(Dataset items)
..........
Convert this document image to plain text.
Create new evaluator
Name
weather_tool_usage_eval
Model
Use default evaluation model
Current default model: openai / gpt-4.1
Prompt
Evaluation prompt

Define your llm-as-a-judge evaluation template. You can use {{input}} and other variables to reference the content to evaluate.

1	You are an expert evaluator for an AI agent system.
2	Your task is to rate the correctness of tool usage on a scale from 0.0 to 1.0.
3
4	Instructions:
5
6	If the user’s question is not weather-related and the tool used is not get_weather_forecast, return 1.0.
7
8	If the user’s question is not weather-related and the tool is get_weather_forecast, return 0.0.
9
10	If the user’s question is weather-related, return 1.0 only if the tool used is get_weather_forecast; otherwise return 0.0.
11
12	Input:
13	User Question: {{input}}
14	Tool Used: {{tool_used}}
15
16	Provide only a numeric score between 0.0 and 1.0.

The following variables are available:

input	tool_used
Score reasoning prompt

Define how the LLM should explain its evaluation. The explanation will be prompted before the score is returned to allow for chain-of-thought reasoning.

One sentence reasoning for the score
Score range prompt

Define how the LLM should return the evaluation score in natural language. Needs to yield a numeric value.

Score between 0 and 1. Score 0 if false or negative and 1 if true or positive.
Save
..........
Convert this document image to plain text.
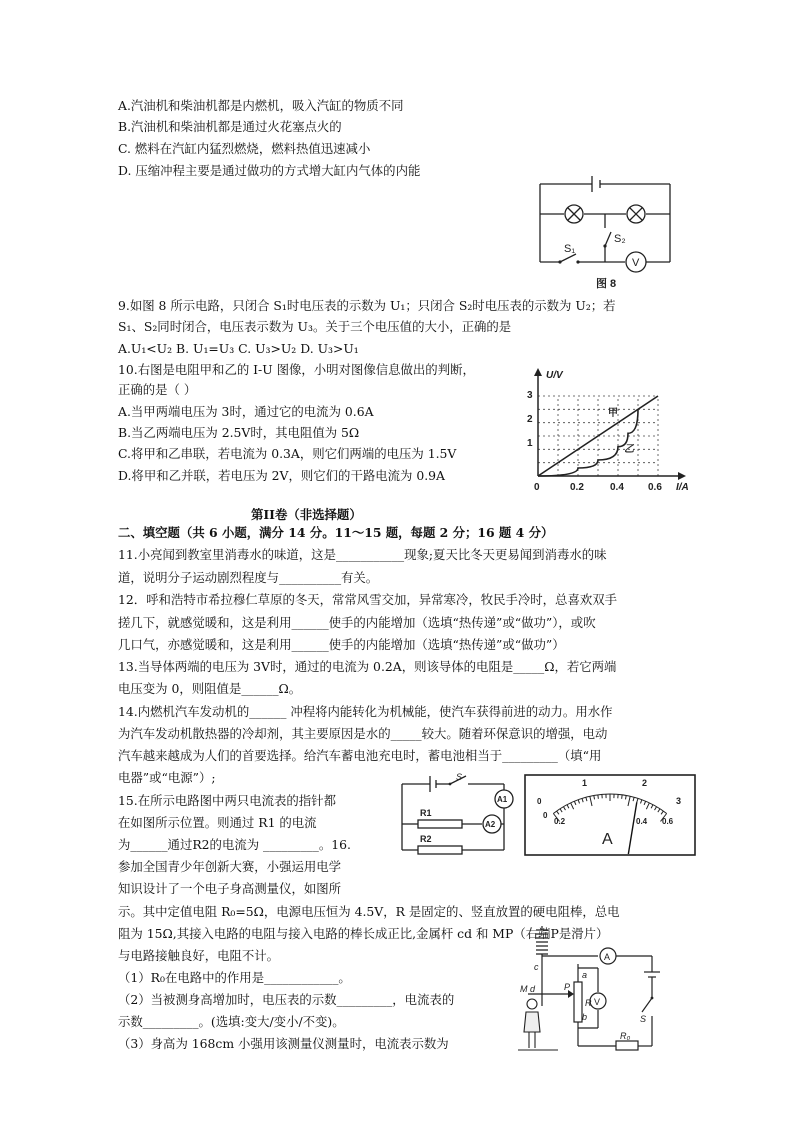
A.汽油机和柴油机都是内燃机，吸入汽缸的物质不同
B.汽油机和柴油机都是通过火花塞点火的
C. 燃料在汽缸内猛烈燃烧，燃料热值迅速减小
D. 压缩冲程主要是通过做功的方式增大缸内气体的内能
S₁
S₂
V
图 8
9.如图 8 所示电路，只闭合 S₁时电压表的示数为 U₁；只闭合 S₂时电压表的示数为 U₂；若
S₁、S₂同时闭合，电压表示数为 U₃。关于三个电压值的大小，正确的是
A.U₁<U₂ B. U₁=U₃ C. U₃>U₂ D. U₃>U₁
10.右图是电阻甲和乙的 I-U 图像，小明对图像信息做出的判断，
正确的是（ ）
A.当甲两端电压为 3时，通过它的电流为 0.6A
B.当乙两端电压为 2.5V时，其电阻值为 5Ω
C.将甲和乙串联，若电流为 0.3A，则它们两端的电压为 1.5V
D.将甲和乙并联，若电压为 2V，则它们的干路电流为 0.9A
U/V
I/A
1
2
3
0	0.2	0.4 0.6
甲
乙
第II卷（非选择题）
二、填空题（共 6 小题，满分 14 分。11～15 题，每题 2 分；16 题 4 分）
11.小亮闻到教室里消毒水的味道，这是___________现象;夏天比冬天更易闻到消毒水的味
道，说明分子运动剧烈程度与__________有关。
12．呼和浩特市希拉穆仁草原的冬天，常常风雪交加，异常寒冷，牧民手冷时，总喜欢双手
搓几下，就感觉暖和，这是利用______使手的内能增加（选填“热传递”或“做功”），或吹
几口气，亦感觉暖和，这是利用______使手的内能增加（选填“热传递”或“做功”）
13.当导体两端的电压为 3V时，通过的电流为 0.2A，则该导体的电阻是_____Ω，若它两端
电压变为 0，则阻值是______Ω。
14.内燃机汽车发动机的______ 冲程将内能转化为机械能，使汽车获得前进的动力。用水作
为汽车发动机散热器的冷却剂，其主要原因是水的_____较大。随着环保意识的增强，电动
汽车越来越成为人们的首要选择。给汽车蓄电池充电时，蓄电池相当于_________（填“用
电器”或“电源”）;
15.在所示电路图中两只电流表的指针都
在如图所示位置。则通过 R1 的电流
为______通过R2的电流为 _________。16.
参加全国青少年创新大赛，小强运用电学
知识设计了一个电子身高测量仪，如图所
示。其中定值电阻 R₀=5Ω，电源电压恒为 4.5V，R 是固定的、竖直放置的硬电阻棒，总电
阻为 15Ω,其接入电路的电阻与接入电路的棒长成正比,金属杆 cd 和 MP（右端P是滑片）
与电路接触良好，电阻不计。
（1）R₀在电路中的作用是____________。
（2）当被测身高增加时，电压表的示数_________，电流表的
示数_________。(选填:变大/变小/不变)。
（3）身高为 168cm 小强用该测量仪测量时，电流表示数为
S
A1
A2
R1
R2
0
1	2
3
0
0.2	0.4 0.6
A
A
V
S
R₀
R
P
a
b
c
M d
..........
**REQUIREMENT:**
Show all lines in the entries above where the string "related" appears.

**SOLUTION TO THIS TASK:**
6	If the user’s question is not weather-related and the tool used is not get_weather_forecast, return 1.0.
8	If the user’s question is not weather-related and the tool is get_weather_forecast, return 0.0.
10	If the user’s question is weather-related, return 1.0 only if the tool used is get_weather_forecast; otherwise return 0.0.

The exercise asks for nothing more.